◆ PROBLEM DETAILS ◆
Write the data out again, character for character, with no images.

◆ TASK MATERIAL ◆
* * *
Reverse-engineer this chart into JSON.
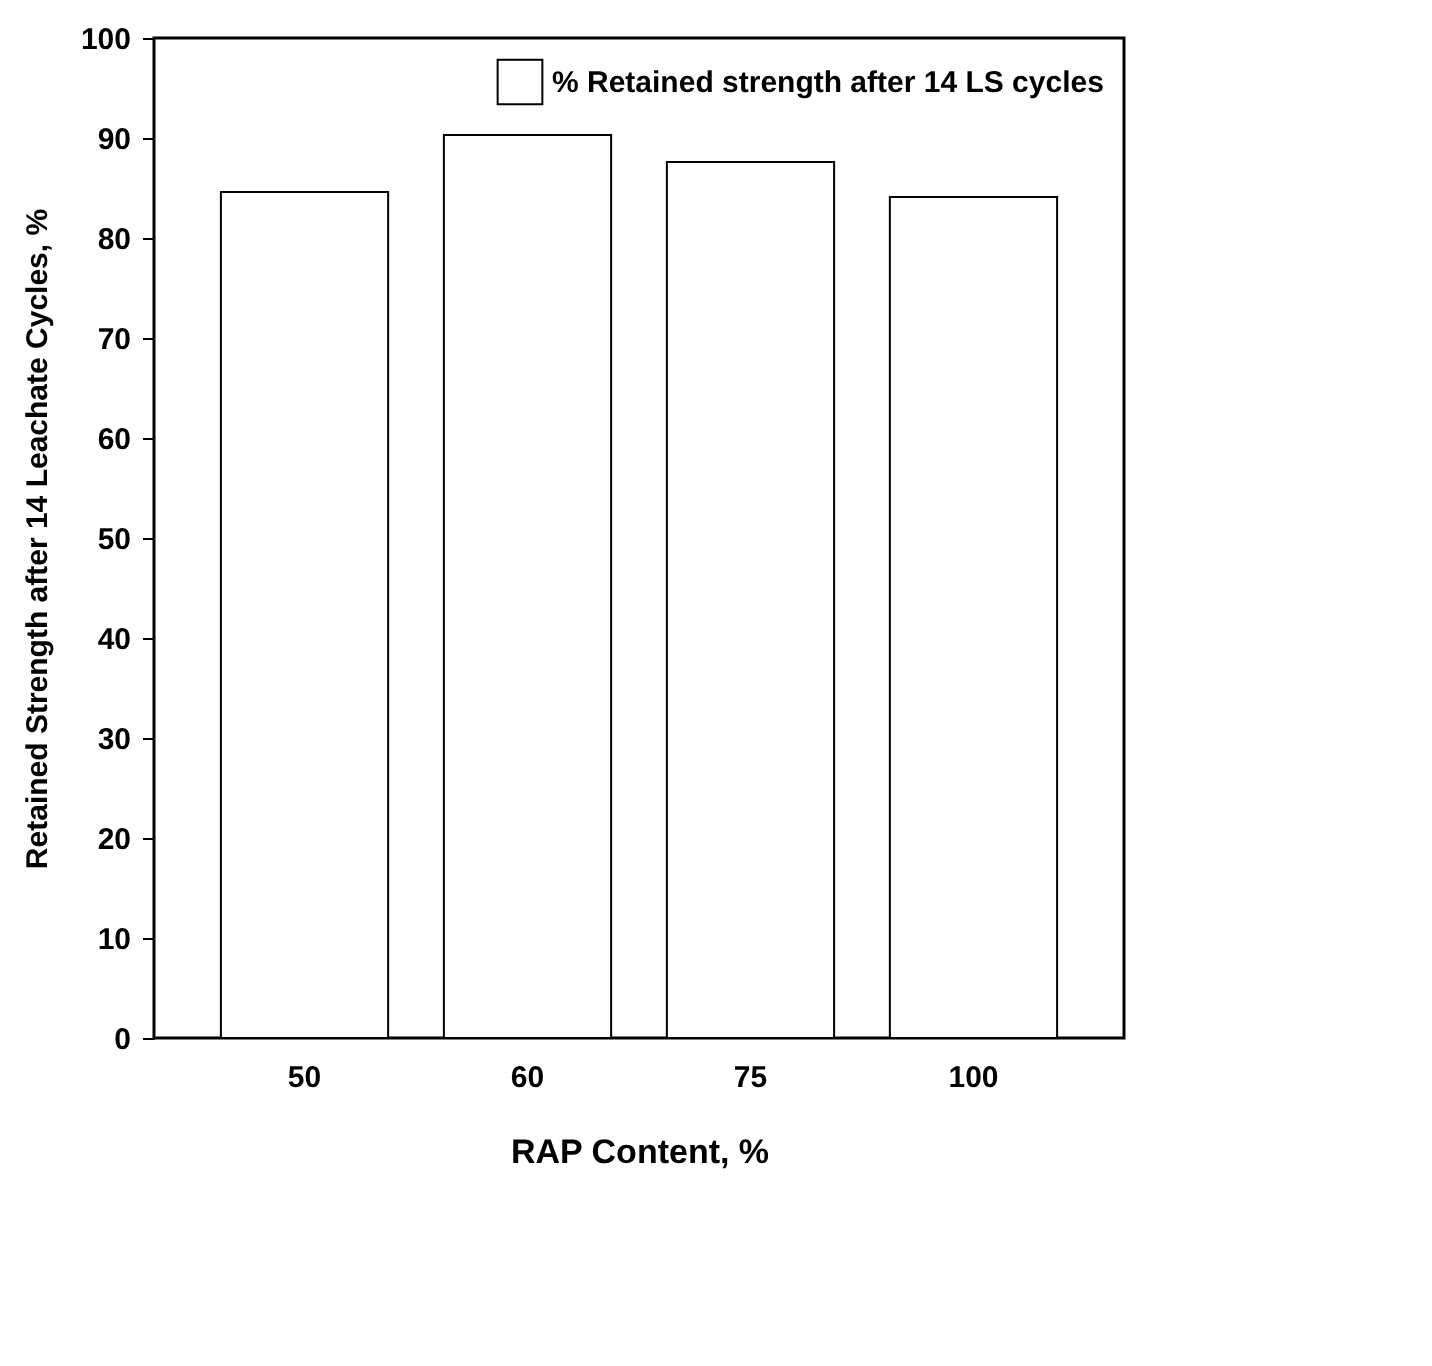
{
  "chart_data": {
    "type": "bar",
    "xlabel": "RAP Content, %",
    "ylabel": "Retained Strength after 14 Leachate Cycles, %",
    "categories": [
      "50",
      "60",
      "75",
      "100"
    ],
    "series": [
      {
        "name": "% Retained strength after 14 LS cycles",
        "color": "#ffffff",
        "values": [
          84.6,
          90.3,
          87.6,
          84.1
        ]
      }
    ],
    "ylim": [
      0,
      100
    ],
    "yticks": [
      0,
      10,
      20,
      30,
      40,
      50,
      60,
      70,
      80,
      90,
      100
    ],
    "grid": false,
    "legend": "top right"
  }
}
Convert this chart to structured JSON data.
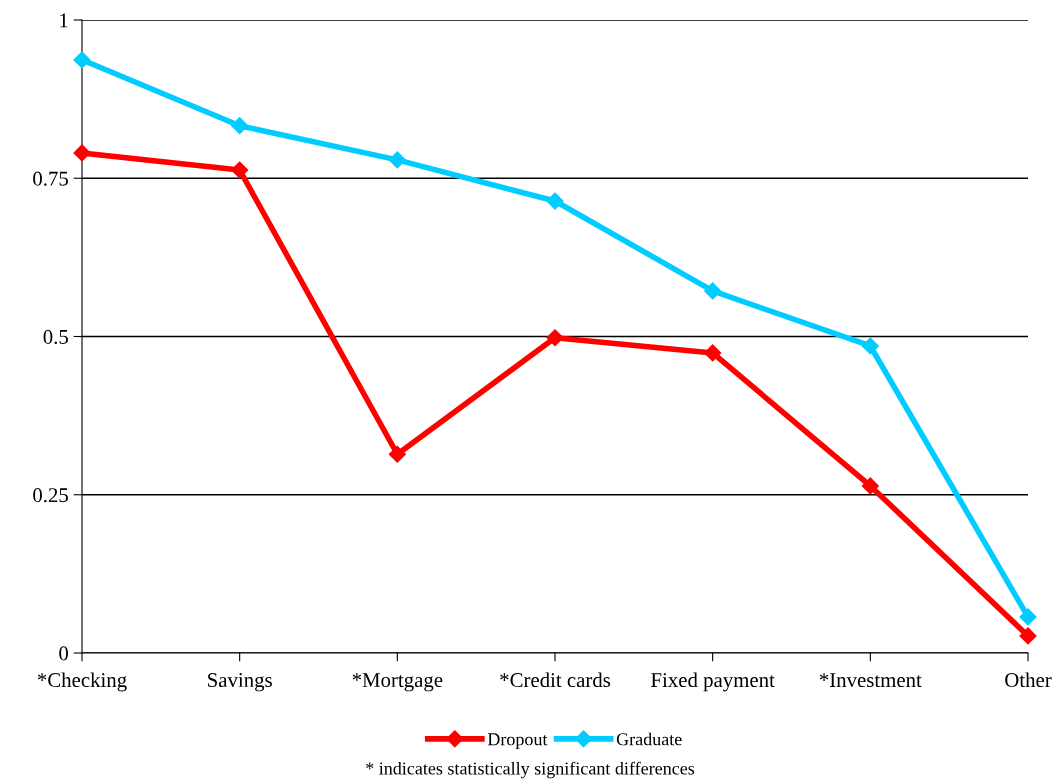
* * *
◆ RESULT OF THIS TASK ◆
Reverse-engineer this chart into JSON.
{
  "chart_data": {
    "type": "bar",
    "xlabel": "RAP Content, %",
    "ylabel": "Retained Strength after 14 Leachate Cycles, %",
    "categories": [
      "50",
      "60",
      "75",
      "100"
    ],
    "series": [
      {
        "name": "% Retained strength after 14 LS cycles",
        "color": "#ffffff",
        "values": [
          84.6,
          90.3,
          87.6,
          84.1
        ]
      }
    ],
    "ylim": [
      0,
      100
    ],
    "yticks": [
      0,
      10,
      20,
      30,
      40,
      50,
      60,
      70,
      80,
      90,
      100
    ],
    "grid": false,
    "legend": "top right"
  }
}
Convert this chart to structured JSON data.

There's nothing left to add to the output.